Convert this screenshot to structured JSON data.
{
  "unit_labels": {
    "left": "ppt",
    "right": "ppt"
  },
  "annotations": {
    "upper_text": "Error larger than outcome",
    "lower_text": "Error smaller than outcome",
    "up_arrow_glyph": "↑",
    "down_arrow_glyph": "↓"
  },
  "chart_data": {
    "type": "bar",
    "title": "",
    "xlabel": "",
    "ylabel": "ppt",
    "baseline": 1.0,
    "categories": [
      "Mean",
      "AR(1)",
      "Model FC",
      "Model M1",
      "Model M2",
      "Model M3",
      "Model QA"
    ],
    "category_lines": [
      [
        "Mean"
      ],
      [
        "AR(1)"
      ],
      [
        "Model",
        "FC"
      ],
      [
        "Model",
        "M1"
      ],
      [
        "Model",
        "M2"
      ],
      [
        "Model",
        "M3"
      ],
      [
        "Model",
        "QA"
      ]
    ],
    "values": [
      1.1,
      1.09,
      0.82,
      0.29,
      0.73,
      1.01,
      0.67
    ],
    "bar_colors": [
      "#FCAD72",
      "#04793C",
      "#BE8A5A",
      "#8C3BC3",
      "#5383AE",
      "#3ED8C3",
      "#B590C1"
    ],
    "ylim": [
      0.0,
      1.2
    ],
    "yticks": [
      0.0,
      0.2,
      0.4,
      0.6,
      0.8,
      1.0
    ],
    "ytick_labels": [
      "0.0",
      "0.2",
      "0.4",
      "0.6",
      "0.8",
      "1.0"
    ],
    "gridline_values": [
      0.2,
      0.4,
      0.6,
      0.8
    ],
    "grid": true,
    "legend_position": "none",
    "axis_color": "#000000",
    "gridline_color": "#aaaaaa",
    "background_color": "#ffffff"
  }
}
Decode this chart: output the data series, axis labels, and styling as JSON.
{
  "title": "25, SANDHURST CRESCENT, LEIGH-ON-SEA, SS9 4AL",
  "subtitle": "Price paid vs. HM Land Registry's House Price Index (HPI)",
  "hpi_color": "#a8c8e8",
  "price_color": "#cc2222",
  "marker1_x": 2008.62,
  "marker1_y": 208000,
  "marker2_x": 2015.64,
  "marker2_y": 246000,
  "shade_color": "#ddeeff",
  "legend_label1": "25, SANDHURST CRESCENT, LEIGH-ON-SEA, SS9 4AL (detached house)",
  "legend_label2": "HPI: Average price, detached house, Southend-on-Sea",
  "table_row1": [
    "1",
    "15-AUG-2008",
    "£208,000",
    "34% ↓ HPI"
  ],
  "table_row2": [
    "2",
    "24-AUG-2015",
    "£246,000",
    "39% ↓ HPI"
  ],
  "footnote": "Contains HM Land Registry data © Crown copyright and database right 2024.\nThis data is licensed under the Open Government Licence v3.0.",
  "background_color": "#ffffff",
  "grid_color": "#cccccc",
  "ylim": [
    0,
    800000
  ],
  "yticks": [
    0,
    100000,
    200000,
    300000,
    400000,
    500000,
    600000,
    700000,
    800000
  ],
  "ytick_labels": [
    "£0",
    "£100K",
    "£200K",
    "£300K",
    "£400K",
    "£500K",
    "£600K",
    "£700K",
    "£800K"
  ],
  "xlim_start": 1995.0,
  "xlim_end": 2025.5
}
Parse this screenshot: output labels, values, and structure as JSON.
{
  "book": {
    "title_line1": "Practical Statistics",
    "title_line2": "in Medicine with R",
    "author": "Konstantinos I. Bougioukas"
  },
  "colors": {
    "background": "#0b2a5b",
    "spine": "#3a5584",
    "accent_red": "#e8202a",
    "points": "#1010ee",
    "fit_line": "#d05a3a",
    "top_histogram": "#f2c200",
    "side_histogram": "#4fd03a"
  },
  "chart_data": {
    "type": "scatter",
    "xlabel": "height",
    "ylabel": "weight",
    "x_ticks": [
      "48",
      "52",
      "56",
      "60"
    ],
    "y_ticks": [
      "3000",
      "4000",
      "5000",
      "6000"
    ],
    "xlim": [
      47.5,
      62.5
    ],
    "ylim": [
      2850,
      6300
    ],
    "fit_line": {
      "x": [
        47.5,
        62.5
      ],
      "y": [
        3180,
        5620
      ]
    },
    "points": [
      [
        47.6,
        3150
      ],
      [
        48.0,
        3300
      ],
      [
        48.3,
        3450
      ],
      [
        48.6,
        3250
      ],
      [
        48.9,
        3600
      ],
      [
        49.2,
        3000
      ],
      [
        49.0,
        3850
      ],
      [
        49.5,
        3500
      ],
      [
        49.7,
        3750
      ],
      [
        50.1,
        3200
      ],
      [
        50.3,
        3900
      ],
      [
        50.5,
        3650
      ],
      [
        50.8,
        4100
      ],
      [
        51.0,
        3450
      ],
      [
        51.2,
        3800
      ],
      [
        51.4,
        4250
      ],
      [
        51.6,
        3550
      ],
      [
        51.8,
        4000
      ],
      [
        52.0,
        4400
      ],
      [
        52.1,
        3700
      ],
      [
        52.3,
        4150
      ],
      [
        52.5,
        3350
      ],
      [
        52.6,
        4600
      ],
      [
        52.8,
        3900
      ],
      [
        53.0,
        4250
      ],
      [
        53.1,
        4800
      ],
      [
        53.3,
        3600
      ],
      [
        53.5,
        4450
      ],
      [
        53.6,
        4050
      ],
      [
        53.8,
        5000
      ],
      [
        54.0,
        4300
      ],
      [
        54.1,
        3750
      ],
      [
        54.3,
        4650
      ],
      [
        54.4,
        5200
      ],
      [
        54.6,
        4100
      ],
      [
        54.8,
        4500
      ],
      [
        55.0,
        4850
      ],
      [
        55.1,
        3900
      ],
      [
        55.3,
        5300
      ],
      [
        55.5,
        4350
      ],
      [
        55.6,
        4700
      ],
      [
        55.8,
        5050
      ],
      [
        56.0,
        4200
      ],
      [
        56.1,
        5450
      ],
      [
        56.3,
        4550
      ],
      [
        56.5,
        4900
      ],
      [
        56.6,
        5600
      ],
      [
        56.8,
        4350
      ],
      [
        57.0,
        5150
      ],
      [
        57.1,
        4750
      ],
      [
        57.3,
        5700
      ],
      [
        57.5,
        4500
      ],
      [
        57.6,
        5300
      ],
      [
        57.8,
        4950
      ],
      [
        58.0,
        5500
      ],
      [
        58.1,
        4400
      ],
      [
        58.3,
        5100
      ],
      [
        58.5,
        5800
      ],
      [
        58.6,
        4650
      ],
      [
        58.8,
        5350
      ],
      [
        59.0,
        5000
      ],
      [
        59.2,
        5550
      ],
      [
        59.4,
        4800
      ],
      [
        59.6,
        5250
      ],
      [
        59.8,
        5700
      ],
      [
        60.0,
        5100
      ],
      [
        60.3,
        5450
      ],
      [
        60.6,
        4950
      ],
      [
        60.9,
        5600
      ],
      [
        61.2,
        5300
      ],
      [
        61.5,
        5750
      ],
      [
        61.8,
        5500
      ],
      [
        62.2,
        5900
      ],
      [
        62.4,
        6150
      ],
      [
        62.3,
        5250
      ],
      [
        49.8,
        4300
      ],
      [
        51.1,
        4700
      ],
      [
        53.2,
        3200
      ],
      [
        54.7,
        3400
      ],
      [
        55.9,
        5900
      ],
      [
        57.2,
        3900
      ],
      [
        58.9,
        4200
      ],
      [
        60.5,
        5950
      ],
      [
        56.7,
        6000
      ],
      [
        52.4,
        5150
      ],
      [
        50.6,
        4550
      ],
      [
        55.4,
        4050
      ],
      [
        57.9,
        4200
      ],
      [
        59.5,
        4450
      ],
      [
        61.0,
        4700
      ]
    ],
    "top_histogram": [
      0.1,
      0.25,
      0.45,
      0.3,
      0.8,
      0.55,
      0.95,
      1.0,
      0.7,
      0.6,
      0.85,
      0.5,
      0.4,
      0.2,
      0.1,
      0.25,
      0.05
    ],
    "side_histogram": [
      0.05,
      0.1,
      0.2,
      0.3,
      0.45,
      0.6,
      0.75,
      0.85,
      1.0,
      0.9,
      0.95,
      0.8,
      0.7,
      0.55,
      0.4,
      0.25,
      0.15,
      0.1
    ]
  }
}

Goal: Pull every line holding "right" out of the records.

The answer:
    "right": "ppt"
  "footnote": "Contains HM Land Registry data © Crown copyright and database right 2024.\nThis data is licensed under the Open Government Licence v3.0.",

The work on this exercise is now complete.